:: Records provided ::

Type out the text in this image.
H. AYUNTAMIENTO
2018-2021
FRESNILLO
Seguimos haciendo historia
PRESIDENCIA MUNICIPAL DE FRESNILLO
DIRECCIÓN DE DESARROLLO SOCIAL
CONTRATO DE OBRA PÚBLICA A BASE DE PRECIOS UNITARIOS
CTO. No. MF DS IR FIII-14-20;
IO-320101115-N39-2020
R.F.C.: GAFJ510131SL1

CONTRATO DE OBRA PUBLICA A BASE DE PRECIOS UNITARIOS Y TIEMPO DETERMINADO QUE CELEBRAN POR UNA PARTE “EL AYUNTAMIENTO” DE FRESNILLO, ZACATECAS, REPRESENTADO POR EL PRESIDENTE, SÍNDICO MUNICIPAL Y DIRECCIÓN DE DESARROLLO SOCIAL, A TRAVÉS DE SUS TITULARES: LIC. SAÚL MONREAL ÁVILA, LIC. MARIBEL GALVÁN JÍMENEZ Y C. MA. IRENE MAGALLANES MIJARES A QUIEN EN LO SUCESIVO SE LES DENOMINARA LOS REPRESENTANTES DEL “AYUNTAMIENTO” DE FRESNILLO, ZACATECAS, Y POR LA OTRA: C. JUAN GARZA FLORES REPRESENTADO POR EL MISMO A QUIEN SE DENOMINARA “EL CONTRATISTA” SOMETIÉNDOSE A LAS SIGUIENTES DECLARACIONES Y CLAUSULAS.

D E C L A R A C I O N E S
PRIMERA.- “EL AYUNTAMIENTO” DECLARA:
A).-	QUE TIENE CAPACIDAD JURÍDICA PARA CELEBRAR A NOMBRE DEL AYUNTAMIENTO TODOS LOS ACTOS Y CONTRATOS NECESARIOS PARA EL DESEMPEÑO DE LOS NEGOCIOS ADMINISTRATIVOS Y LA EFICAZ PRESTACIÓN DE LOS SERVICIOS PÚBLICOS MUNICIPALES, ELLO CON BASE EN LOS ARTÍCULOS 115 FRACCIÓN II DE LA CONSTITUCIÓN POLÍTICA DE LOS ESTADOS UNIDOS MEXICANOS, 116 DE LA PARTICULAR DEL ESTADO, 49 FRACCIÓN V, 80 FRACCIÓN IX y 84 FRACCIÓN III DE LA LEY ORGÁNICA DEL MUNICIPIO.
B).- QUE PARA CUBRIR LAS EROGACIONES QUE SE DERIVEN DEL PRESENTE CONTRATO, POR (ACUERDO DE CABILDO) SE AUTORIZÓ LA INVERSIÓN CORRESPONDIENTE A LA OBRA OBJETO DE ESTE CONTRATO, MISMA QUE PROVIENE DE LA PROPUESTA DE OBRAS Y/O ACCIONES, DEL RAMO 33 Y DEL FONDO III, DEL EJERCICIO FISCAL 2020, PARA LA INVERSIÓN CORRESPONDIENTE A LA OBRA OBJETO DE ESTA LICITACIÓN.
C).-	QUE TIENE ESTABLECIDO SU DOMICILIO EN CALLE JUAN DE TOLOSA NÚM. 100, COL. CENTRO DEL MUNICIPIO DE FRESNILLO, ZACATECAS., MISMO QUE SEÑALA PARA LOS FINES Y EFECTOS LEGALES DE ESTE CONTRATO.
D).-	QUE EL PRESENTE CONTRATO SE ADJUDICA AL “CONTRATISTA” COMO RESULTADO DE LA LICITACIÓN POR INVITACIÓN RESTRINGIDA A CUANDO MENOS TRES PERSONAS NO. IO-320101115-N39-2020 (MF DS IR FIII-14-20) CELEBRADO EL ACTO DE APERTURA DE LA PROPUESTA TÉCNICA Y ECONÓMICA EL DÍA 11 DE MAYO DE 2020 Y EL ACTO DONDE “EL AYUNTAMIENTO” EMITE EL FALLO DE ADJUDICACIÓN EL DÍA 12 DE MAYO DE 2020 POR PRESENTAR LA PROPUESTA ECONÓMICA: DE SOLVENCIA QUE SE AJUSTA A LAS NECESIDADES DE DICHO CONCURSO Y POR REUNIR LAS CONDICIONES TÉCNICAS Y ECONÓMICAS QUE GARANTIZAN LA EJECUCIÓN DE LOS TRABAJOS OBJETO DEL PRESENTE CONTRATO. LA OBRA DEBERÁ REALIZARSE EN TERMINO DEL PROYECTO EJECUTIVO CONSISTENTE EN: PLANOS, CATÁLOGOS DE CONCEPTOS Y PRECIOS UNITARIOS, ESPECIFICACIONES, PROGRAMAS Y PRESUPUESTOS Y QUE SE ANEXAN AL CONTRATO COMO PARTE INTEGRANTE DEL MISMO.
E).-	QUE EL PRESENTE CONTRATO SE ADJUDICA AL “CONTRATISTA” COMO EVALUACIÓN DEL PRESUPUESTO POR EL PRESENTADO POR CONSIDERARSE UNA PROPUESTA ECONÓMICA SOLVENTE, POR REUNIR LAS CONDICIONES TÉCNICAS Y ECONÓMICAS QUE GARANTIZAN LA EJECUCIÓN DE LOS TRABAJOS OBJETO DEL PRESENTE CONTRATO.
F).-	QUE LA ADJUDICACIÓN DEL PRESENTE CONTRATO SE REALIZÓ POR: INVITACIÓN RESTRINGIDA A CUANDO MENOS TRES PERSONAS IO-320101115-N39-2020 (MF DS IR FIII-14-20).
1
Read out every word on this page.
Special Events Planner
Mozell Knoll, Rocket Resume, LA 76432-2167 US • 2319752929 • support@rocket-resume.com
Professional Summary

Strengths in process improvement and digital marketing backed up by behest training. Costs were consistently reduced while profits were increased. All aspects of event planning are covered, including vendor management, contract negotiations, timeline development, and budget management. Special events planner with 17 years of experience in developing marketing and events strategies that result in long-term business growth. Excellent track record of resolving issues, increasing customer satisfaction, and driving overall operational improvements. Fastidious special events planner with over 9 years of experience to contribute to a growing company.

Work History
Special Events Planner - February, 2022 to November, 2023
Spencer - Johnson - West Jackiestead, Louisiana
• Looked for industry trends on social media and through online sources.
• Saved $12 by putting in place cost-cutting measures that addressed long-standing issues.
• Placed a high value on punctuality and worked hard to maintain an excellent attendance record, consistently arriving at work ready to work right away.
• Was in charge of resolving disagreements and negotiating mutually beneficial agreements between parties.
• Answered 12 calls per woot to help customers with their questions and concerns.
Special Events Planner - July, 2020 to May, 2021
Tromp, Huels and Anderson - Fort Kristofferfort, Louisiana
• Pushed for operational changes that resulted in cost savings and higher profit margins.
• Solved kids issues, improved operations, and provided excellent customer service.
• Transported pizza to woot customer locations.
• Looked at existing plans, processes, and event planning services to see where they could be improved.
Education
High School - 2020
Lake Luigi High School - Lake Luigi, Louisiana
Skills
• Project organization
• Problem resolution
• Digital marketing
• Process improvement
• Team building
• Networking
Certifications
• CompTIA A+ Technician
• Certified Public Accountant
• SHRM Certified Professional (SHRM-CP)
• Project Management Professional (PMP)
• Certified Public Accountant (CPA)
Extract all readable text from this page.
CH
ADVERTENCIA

:::

Job >> Give the count of lines in the listing above that include "Professional", with no other words.

Solution >> 3